TO BE DONE> Print all of the data exactly as written.

── EXERCISE INPUTS

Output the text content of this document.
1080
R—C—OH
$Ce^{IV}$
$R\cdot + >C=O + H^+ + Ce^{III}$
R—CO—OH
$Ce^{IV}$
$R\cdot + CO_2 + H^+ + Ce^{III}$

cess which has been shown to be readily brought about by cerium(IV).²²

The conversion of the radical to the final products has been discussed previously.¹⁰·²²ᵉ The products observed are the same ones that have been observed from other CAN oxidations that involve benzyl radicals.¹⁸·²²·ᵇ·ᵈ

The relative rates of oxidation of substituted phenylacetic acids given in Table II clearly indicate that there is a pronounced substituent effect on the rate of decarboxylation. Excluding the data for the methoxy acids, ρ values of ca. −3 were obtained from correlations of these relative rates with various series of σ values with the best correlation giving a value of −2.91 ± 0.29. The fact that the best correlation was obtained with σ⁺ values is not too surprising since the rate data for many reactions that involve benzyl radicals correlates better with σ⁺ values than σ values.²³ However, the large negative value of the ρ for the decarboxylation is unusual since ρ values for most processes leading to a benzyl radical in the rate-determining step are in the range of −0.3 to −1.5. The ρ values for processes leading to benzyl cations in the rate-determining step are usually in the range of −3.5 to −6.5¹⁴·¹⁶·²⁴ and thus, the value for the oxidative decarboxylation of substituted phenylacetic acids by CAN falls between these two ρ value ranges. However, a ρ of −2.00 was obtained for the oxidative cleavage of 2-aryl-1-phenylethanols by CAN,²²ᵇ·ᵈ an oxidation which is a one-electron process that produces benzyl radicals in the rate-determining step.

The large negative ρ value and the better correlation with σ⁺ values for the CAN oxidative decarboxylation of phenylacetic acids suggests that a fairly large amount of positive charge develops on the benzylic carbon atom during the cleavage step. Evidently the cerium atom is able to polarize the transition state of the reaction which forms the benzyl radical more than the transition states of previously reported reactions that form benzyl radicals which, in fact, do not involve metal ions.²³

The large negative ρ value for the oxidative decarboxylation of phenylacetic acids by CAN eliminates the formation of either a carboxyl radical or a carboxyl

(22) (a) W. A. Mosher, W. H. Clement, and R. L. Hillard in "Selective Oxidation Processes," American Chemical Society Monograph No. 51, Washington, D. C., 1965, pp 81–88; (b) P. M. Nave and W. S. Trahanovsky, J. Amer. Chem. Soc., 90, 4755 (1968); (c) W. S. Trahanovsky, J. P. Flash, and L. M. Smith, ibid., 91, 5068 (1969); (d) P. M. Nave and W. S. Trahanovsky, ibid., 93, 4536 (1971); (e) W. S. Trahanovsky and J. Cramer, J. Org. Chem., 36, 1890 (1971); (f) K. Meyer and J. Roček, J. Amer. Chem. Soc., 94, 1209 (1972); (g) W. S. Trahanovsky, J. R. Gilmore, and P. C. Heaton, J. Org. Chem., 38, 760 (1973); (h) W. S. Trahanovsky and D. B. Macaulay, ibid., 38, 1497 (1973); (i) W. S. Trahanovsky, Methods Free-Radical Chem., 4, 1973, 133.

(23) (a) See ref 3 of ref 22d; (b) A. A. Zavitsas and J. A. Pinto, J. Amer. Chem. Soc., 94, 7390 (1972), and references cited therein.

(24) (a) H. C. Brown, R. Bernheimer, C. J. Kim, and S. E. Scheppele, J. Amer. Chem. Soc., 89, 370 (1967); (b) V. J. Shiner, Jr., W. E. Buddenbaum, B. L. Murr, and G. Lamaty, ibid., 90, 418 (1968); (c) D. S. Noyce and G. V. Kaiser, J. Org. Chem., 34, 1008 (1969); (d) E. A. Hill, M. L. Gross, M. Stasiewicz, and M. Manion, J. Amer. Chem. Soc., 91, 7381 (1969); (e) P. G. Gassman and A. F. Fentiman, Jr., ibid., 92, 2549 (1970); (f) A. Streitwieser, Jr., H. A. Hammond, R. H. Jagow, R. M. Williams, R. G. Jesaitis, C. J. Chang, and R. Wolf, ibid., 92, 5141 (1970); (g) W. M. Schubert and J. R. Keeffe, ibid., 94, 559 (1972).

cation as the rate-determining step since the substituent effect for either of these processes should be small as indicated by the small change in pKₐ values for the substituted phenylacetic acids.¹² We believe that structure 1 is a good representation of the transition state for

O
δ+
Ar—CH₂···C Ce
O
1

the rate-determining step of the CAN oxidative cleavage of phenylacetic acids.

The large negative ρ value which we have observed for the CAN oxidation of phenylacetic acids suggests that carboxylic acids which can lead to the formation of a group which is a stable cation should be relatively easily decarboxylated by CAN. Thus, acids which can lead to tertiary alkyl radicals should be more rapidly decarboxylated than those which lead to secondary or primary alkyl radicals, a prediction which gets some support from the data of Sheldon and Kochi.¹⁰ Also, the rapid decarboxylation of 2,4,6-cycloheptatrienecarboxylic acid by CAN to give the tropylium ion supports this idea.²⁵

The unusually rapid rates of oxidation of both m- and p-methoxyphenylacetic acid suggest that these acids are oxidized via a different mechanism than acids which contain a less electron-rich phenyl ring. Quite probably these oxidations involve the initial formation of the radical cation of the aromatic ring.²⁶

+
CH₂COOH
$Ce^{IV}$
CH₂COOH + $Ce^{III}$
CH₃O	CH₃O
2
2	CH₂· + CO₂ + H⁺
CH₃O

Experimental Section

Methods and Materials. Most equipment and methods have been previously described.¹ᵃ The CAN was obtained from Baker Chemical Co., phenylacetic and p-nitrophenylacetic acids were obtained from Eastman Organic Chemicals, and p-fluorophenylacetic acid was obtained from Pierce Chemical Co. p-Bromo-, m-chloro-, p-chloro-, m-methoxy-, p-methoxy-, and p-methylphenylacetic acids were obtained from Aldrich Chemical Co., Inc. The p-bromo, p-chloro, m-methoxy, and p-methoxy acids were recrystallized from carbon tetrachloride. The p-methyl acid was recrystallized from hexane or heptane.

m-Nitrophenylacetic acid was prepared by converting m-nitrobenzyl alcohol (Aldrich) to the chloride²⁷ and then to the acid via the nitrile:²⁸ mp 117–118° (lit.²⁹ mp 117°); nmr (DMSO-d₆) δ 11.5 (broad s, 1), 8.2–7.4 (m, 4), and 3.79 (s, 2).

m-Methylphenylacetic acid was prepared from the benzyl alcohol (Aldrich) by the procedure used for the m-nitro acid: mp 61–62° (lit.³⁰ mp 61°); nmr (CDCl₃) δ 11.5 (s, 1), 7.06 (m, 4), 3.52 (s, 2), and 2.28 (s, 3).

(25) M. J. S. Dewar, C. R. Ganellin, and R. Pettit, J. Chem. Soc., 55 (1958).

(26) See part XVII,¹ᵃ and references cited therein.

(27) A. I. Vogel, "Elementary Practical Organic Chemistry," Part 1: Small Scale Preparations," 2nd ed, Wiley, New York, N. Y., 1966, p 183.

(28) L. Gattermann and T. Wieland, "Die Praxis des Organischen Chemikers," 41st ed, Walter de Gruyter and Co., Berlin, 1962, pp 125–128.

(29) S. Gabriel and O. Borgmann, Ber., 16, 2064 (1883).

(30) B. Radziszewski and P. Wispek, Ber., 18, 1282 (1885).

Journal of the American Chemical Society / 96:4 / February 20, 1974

────

EXPECTED ANSWER>
Output the text content of this document.
1080
R—C—OH
$Ce^{IV}$
$R\cdot + >C=O + H^+ + Ce^{III}$
R—CO—OH
$Ce^{IV}$
$R\cdot + CO_2 + H^+ + Ce^{III}$

cess which has been shown to be readily brought about by cerium(IV).²²

The conversion of the radical to the final products has been discussed previously.¹⁰·²²ᵉ The products observed are the same ones that have been observed from other CAN oxidations that involve benzyl radicals.¹⁸·²²·ᵇ·ᵈ

The relative rates of oxidation of substituted phenylacetic acids given in Table II clearly indicate that there is a pronounced substituent effect on the rate of decarboxylation. Excluding the data for the methoxy acids, ρ values of ca. −3 were obtained from correlations of these relative rates with various series of σ values with the best correlation giving a value of −2.91 ± 0.29. The fact that the best correlation was obtained with σ⁺ values is not too surprising since the rate data for many reactions that involve benzyl radicals correlates better with σ⁺ values than σ values.²³ However, the large negative value of the ρ for the decarboxylation is unusual since ρ values for most processes leading to a benzyl radical in the rate-determining step are in the range of −0.3 to −1.5. The ρ values for processes leading to benzyl cations in the rate-determining step are usually in the range of −3.5 to −6.5¹⁴·¹⁶·²⁴ and thus, the value for the oxidative decarboxylation of substituted phenylacetic acids by CAN falls between these two ρ value ranges. However, a ρ of −2.00 was obtained for the oxidative cleavage of 2-aryl-1-phenylethanols by CAN,²²ᵇ·ᵈ an oxidation which is a one-electron process that produces benzyl radicals in the rate-determining step.

The large negative ρ value and the better correlation with σ⁺ values for the CAN oxidative decarboxylation of phenylacetic acids suggests that a fairly large amount of positive charge develops on the benzylic carbon atom during the cleavage step. Evidently the cerium atom is able to polarize the transition state of the reaction which forms the benzyl radical more than the transition states of previously reported reactions that form benzyl radicals which, in fact, do not involve metal ions.²³

The large negative ρ value for the oxidative decarboxylation of phenylacetic acids by CAN eliminates the formation of either a carboxyl radical or a carboxyl

(22) (a) W. A. Mosher, W. H. Clement, and R. L. Hillard in "Selective Oxidation Processes," American Chemical Society Monograph No. 51, Washington, D. C., 1965, pp 81–88; (b) P. M. Nave and W. S. Trahanovsky, J. Amer. Chem. Soc., 90, 4755 (1968); (c) W. S. Trahanovsky, J. P. Flash, and L. M. Smith, ibid., 91, 5068 (1969); (d) P. M. Nave and W. S. Trahanovsky, ibid., 93, 4536 (1971); (e) W. S. Trahanovsky and J. Cramer, J. Org. Chem., 36, 1890 (1971); (f) K. Meyer and J. Roček, J. Amer. Chem. Soc., 94, 1209 (1972); (g) W. S. Trahanovsky, J. R. Gilmore, and P. C. Heaton, J. Org. Chem., 38, 760 (1973); (h) W. S. Trahanovsky and D. B. Macaulay, ibid., 38, 1497 (1973); (i) W. S. Trahanovsky, Methods Free-Radical Chem., 4, 1973, 133.

(23) (a) See ref 3 of ref 22d; (b) A. A. Zavitsas and J. A. Pinto, J. Amer. Chem. Soc., 94, 7390 (1972), and references cited therein.

(24) (a) H. C. Brown, R. Bernheimer, C. J. Kim, and S. E. Scheppele, J. Amer. Chem. Soc., 89, 370 (1967); (b) V. J. Shiner, Jr., W. E. Buddenbaum, B. L. Murr, and G. Lamaty, ibid., 90, 418 (1968); (c) D. S. Noyce and G. V. Kaiser, J. Org. Chem., 34, 1008 (1969); (d) E. A. Hill, M. L. Gross, M. Stasiewicz, and M. Manion, J. Amer. Chem. Soc., 91, 7381 (1969); (e) P. G. Gassman and A. F. Fentiman, Jr., ibid., 92, 2549 (1970); (f) A. Streitwieser, Jr., H. A. Hammond, R. H. Jagow, R. M. Williams, R. G. Jesaitis, C. J. Chang, and R. Wolf, ibid., 92, 5141 (1970); (g) W. M. Schubert and J. R. Keeffe, ibid., 94, 559 (1972).

cation as the rate-determining step since the substituent effect for either of these processes should be small as indicated by the small change in pKₐ values for the substituted phenylacetic acids.¹² We believe that structure 1 is a good representation of the transition state for

O
δ+
Ar—CH₂···C Ce
O
1

the rate-determining step of the CAN oxidative cleavage of phenylacetic acids.

The large negative ρ value which we have observed for the CAN oxidation of phenylacetic acids suggests that carboxylic acids which can lead to the formation of a group which is a stable cation should be relatively easily decarboxylated by CAN. Thus, acids which can lead to tertiary alkyl radicals should be more rapidly decarboxylated than those which lead to secondary or primary alkyl radicals, a prediction which gets some support from the data of Sheldon and Kochi.¹⁰ Also, the rapid decarboxylation of 2,4,6-cycloheptatrienecarboxylic acid by CAN to give the tropylium ion supports this idea.²⁵

The unusually rapid rates of oxidation of both m- and p-methoxyphenylacetic acid suggest that these acids are oxidized via a different mechanism than acids which contain a less electron-rich phenyl ring. Quite probably these oxidations involve the initial formation of the radical cation of the aromatic ring.²⁶

+
CH₂COOH
$Ce^{IV}$
CH₂COOH + $Ce^{III}$
CH₃O	CH₃O
2
2	CH₂· + CO₂ + H⁺
CH₃O

Experimental Section

Methods and Materials. Most equipment and methods have been previously described.¹ᵃ The CAN was obtained from Baker Chemical Co., phenylacetic and p-nitrophenylacetic acids were obtained from Eastman Organic Chemicals, and p-fluorophenylacetic acid was obtained from Pierce Chemical Co. p-Bromo-, m-chloro-, p-chloro-, m-methoxy-, p-methoxy-, and p-methylphenylacetic acids were obtained from Aldrich Chemical Co., Inc. The p-bromo, p-chloro, m-methoxy, and p-methoxy acids were recrystallized from carbon tetrachloride. The p-methyl acid was recrystallized from hexane or heptane.

m-Nitrophenylacetic acid was prepared by converting m-nitrobenzyl alcohol (Aldrich) to the chloride²⁷ and then to the acid via the nitrile:²⁸ mp 117–118° (lit.²⁹ mp 117°); nmr (DMSO-d₆) δ 11.5 (broad s, 1), 8.2–7.4 (m, 4), and 3.79 (s, 2).

m-Methylphenylacetic acid was prepared from the benzyl alcohol (Aldrich) by the procedure used for the m-nitro acid: mp 61–62° (lit.³⁰ mp 61°); nmr (CDCl₃) δ 11.5 (s, 1), 7.06 (m, 4), 3.52 (s, 2), and 2.28 (s, 3).

(25) M. J. S. Dewar, C. R. Ganellin, and R. Pettit, J. Chem. Soc., 55 (1958).

(26) See part XVII,¹ᵃ and references cited therein.

(27) A. I. Vogel, "Elementary Practical Organic Chemistry," Part 1: Small Scale Preparations," 2nd ed, Wiley, New York, N. Y., 1966, p 183.

(28) L. Gattermann and T. Wieland, "Die Praxis des Organischen Chemikers," 41st ed, Walter de Gruyter and Co., Berlin, 1962, pp 125–128.

(29) S. Gabriel and O. Borgmann, Ber., 16, 2064 (1883).

(30) B. Radziszewski and P. Wispek, Ber., 18, 1282 (1885).

Journal of the American Chemical Society / 96:4 / February 20, 1974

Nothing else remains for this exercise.